Exercise directions
In the entries that follow, find the word "always" and report each line it is on.

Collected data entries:
+++++

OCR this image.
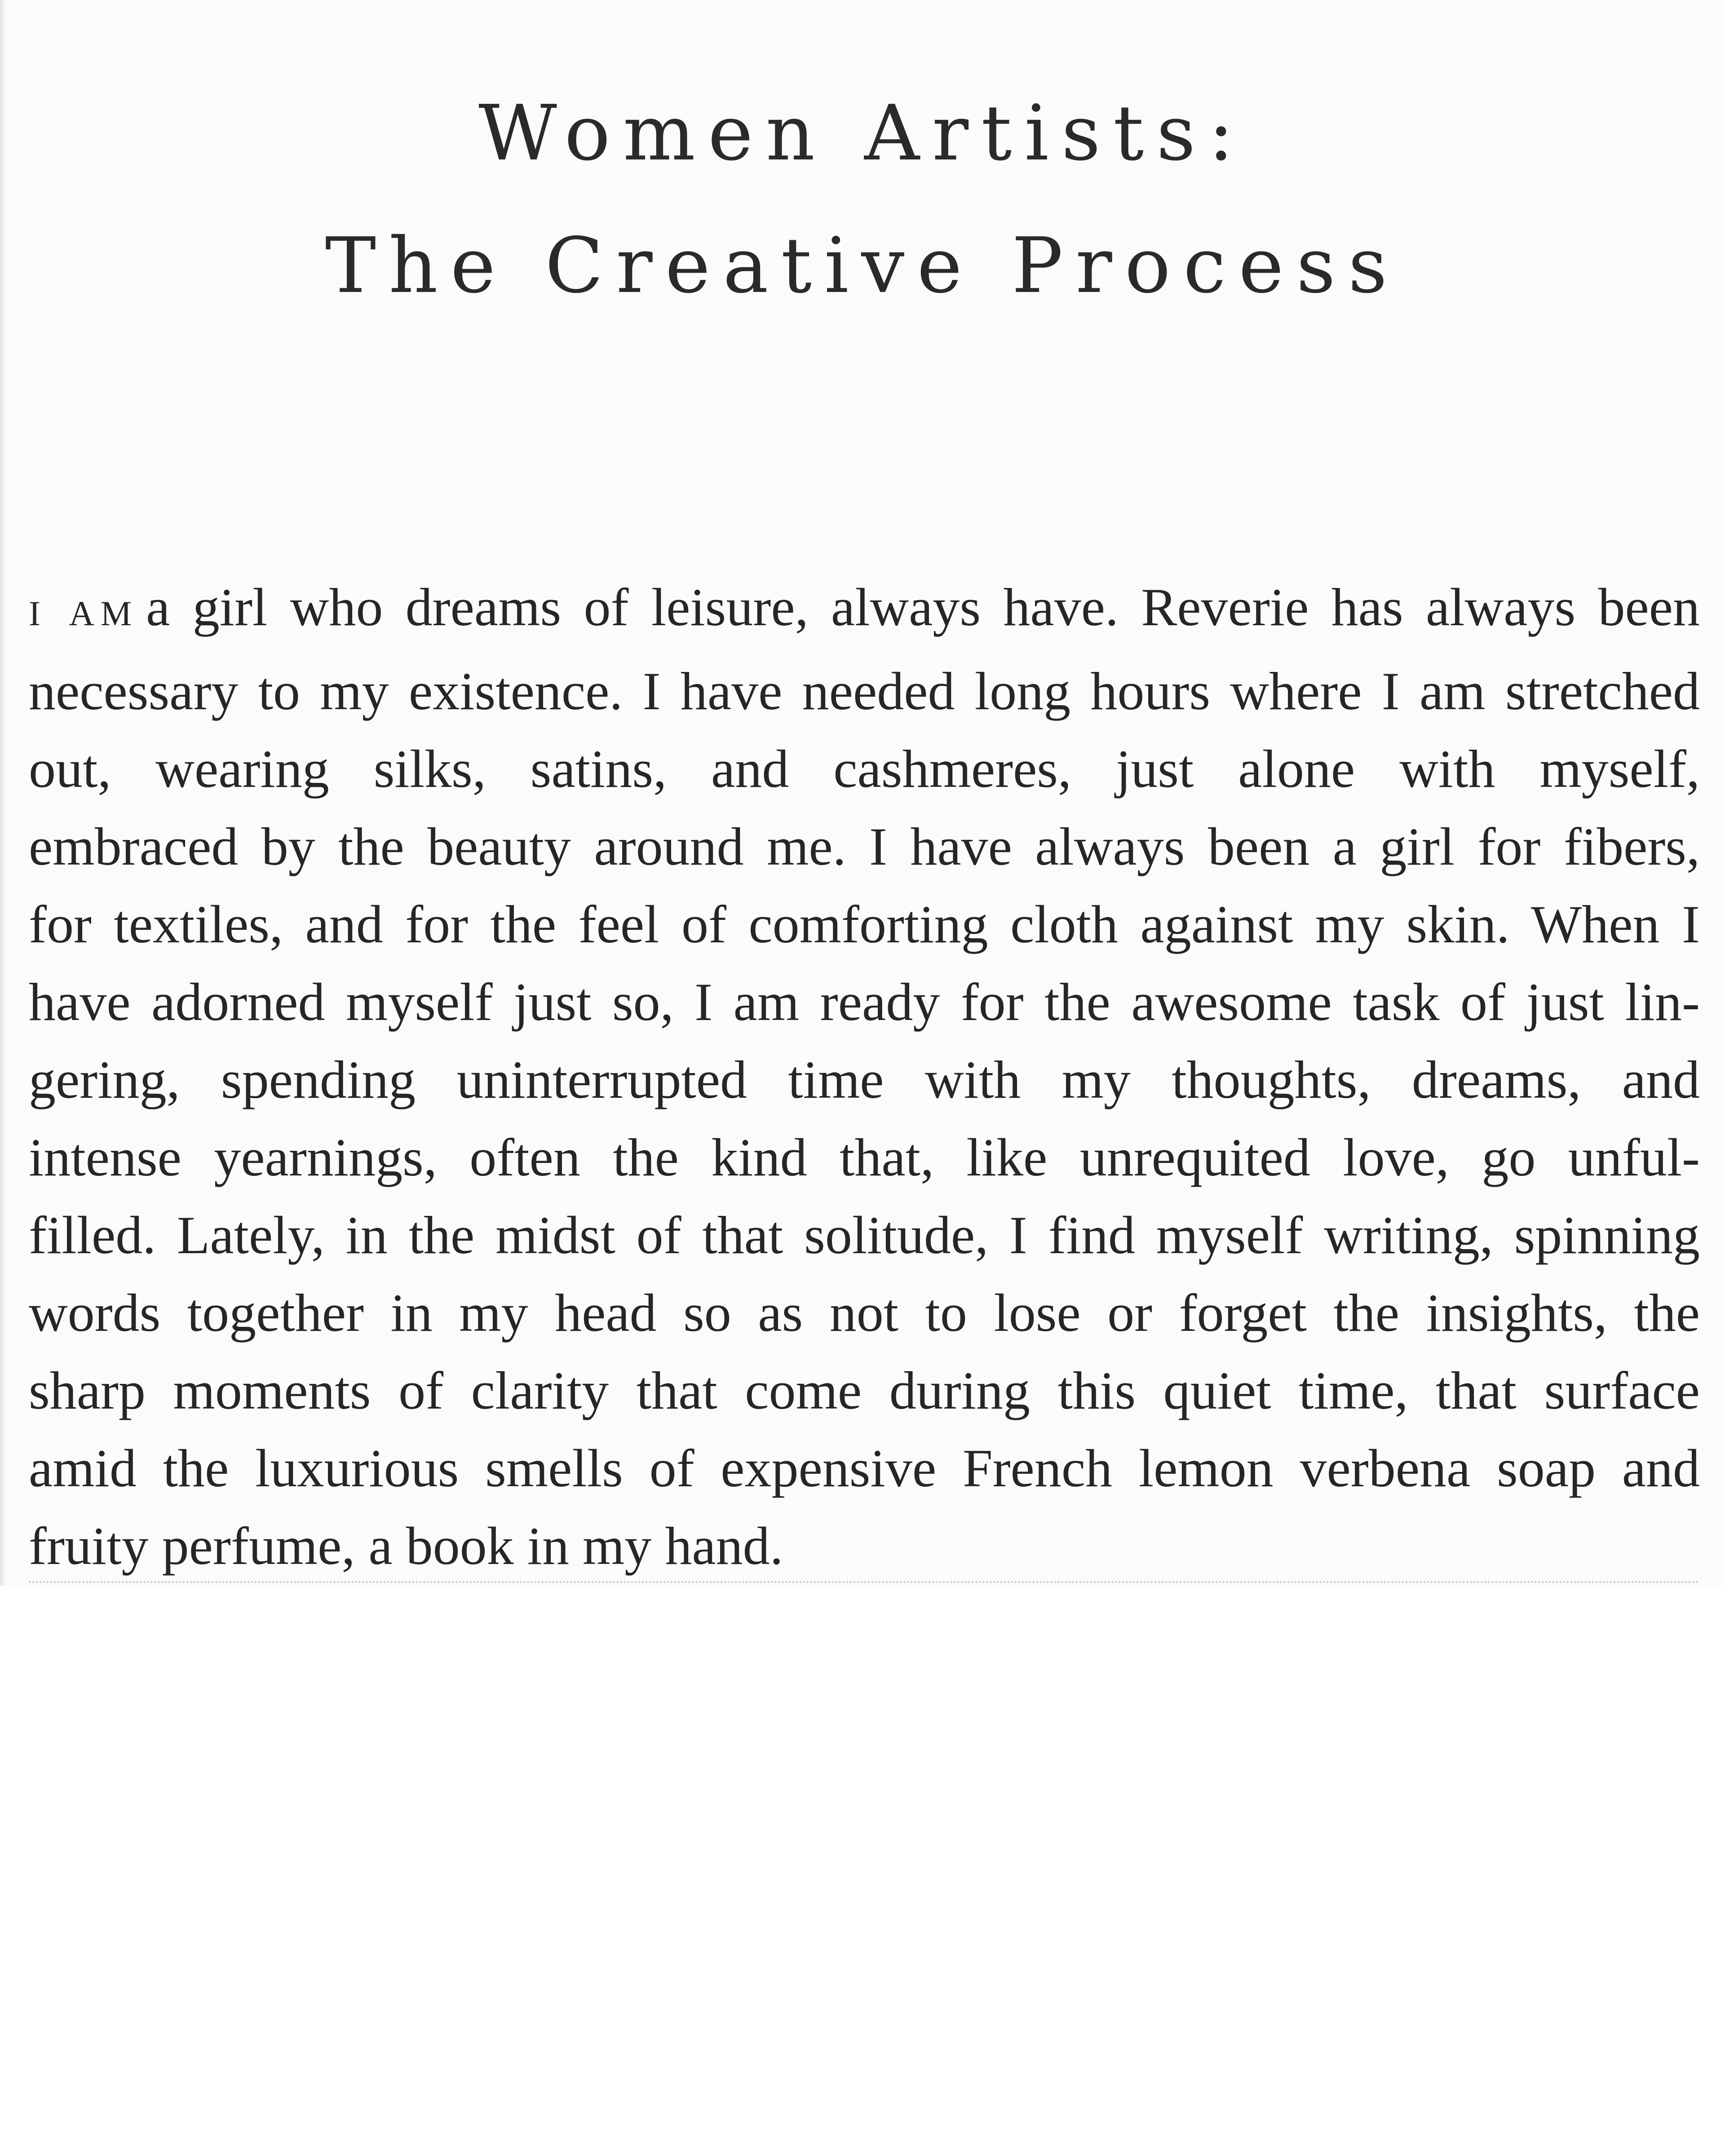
Women Artists:
The Creative Process

I AM a girl who dreams of leisure, always have. Reverie has always been
necessary to my existence. I have needed long hours where I am stretched
out, wearing silks, satins, and cashmeres, just alone with myself,
embraced by the beauty around me. I have always been a girl for fibers,
for textiles, and for the feel of comforting cloth against my skin. When I
have adorned myself just so, I am ready for the awesome task of just lin-
gering, spending uninterrupted time with my thoughts, dreams, and
intense yearnings, often the kind that, like unrequited love, go unful-
filled. Lately, in the midst of that solitude, I find myself writing, spinning
words together in my head so as not to lose or forget the insights, the
sharp moments of clarity that come during this quiet time, that surface
amid the luxurious smells of expensive French lemon verbena soap and
fruity perfume, a book in my hand.
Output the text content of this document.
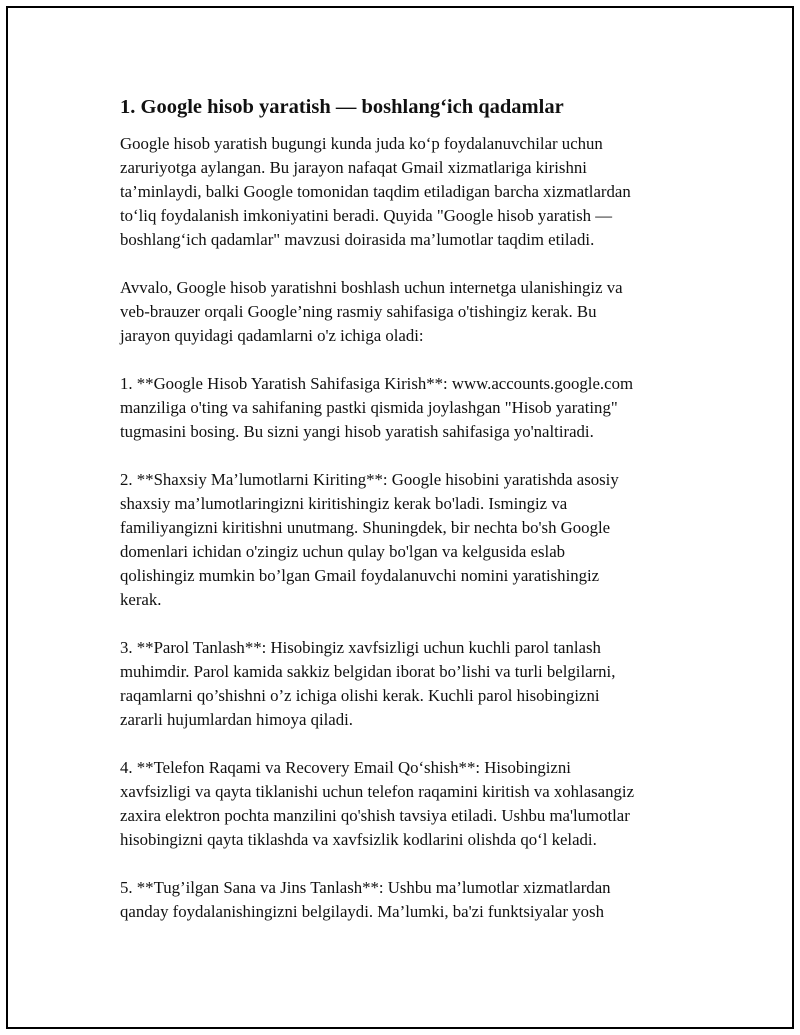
1. Google hisob yaratish — boshlang‘ich qadamlar
Google hisob yaratish bugungi kunda juda ko‘p foydalanuvchilar uchun
zaruriyotga aylangan. Bu jarayon nafaqat Gmail xizmatlariga kirishni
ta’minlaydi, balki Google tomonidan taqdim etiladigan barcha xizmatlardan
to‘liq foydalanish imkoniyatini beradi. Quyida "Google hisob yaratish —
boshlang‘ich qadamlar" mavzusi doirasida ma’lumotlar taqdim etiladi.
Avvalo, Google hisob yaratishni boshlash uchun internetga ulanishingiz va
veb-brauzer orqali Google’ning rasmiy sahifasiga o'tishingiz kerak. Bu
jarayon quyidagi qadamlarni o'z ichiga oladi:
1. **Google Hisob Yaratish Sahifasiga Kirish**: www.accounts.google.com
manziliga o'ting va sahifaning pastki qismida joylashgan "Hisob yarating"
tugmasini bosing. Bu sizni yangi hisob yaratish sahifasiga yo'naltiradi.
2. **Shaxsiy Ma’lumotlarni Kiriting**: Google hisobini yaratishda asosiy
shaxsiy ma’lumotlaringizni kiritishingiz kerak bo'ladi. Ismingiz va
familiyangizni kiritishni unutmang. Shuningdek, bir nechta bo'sh Google
domenlari ichidan o'zingiz uchun qulay bo'lgan va kelgusida eslab
qolishingiz mumkin bo’lgan Gmail foydalanuvchi nomini yaratishingiz
kerak.
3. **Parol Tanlash**: Hisobingiz xavfsizligi uchun kuchli parol tanlash
muhimdir. Parol kamida sakkiz belgidan iborat bo’lishi va turli belgilarni,
raqamlarni qo’shishni o’z ichiga olishi kerak. Kuchli parol hisobingizni
zararli hujumlardan himoya qiladi.
4. **Telefon Raqami va Recovery Email Qo‘shish**: Hisobingizni
xavfsizligi va qayta tiklanishi uchun telefon raqamini kiritish va xohlasangiz
zaxira elektron pochta manzilini qo'shish tavsiya etiladi. Ushbu ma'lumotlar
hisobingizni qayta tiklashda va xavfsizlik kodlarini olishda qo‘l keladi.
5. **Tug’ilgan Sana va Jins Tanlash**: Ushbu ma’lumotlar xizmatlardan
qanday foydalanishingizni belgilaydi. Ma’lumki, ba'zi funktsiyalar yosh
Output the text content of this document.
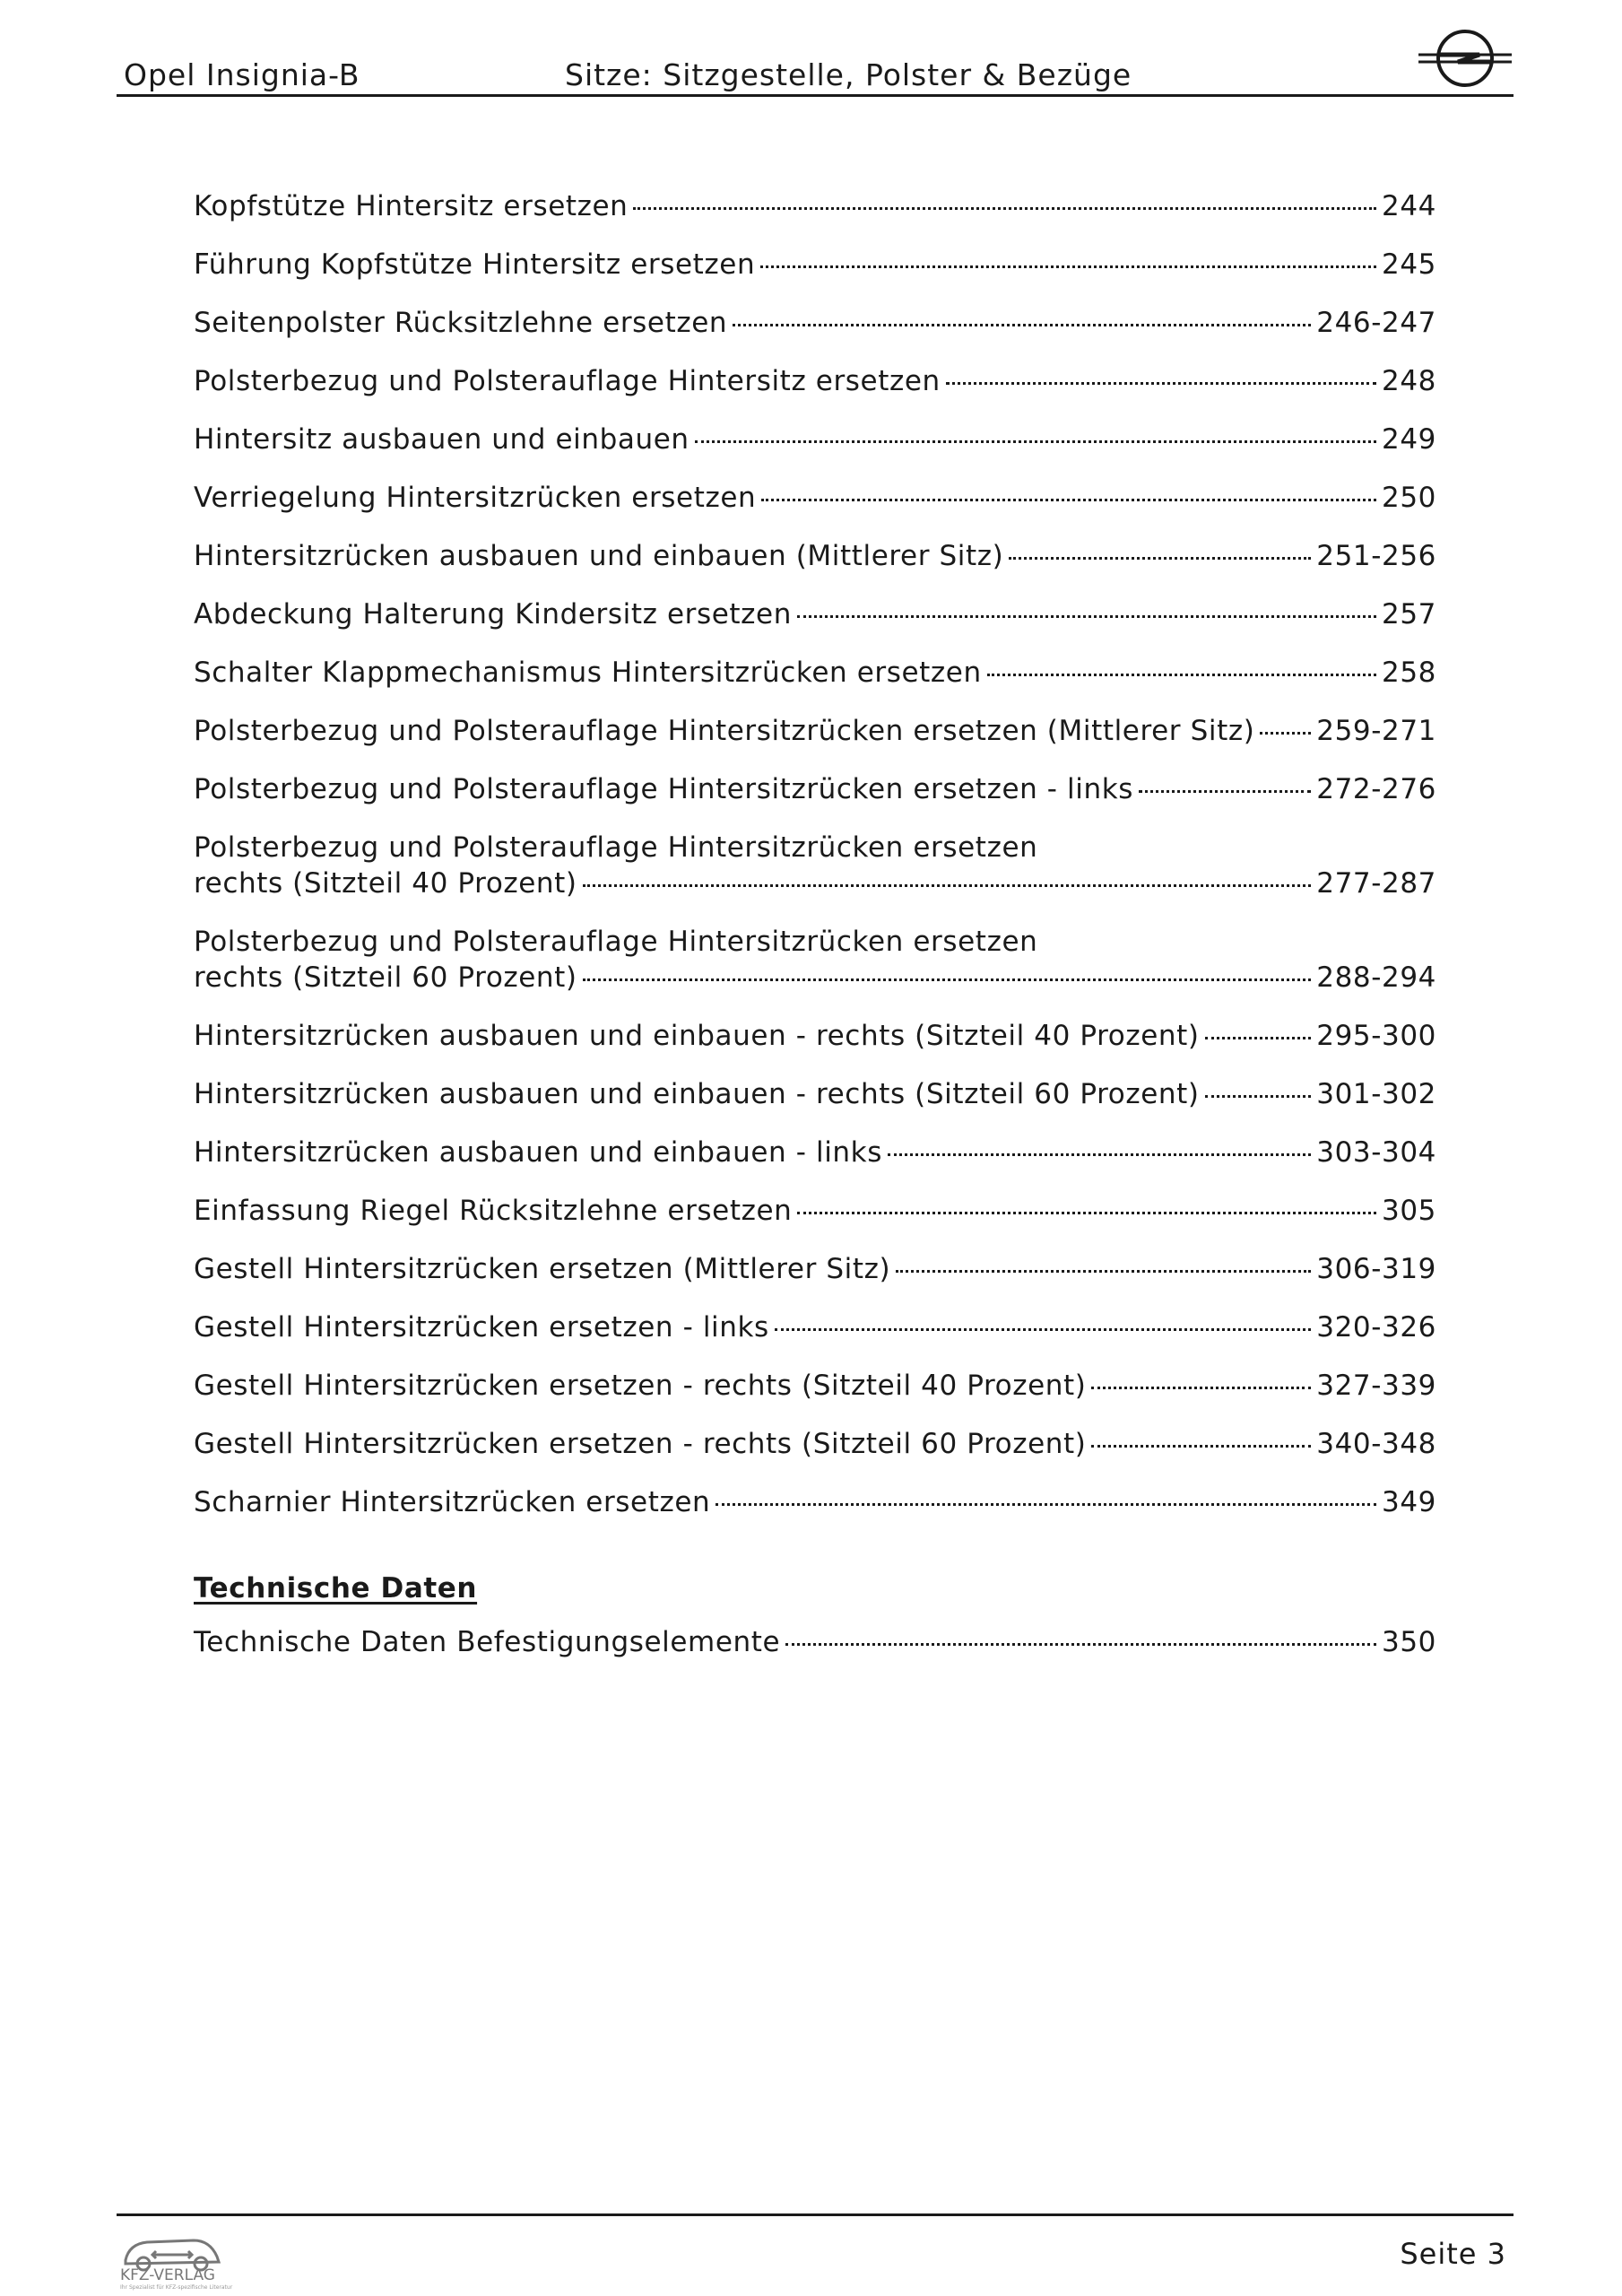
Opel Insignia-B	Sitze: Sitzgestelle, Polster & Bezüge
Kopfstütze Hintersitz ersetzen	244
Führung Kopfstütze Hintersitz ersetzen	245
Seitenpolster Rücksitzlehne ersetzen	246-247
Polsterbezug und Polsterauflage Hintersitz ersetzen	248
Hintersitz ausbauen und einbauen	249
Verriegelung Hintersitzrücken ersetzen	250
Hintersitzrücken ausbauen und einbauen (Mittlerer Sitz)	251-256
Abdeckung Halterung Kindersitz ersetzen	257
Schalter Klappmechanismus Hintersitzrücken ersetzen	258
Polsterbezug und Polsterauflage Hintersitzrücken ersetzen (Mittlerer Sitz) 259-271
Polsterbezug und Polsterauflage Hintersitzrücken ersetzen - links	272-276
Polsterbezug und Polsterauflage Hintersitzrücken ersetzen
rechts (Sitzteil 40 Prozent)	277-287
Polsterbezug und Polsterauflage Hintersitzrücken ersetzen
rechts (Sitzteil 60 Prozent)	288-294
Hintersitzrücken ausbauen und einbauen - rechts (Sitzteil 40 Prozent)	295-300
Hintersitzrücken ausbauen und einbauen - rechts (Sitzteil 60 Prozent)	301-302
Hintersitzrücken ausbauen und einbauen - links	303-304
Einfassung Riegel Rücksitzlehne ersetzen	305
Gestell Hintersitzrücken ersetzen (Mittlerer Sitz)	306-319
Gestell Hintersitzrücken ersetzen - links	320-326
Gestell Hintersitzrücken ersetzen - rechts (Sitzteil 40 Prozent)	327-339
Gestell Hintersitzrücken ersetzen - rechts (Sitzteil 60 Prozent)	340-348
Scharnier Hintersitzrücken ersetzen	349
Technische Daten
Technische Daten Befestigungselemente	350
KFZ-VERLAG
Ihr Spezialist für KFZ-spezifische Literatur
Seite 3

+++++

Written answer
I AM a girl who dreams of leisure, always have. Reverie has always been
embraced by the beauty around me. I have always been a girl for fibers,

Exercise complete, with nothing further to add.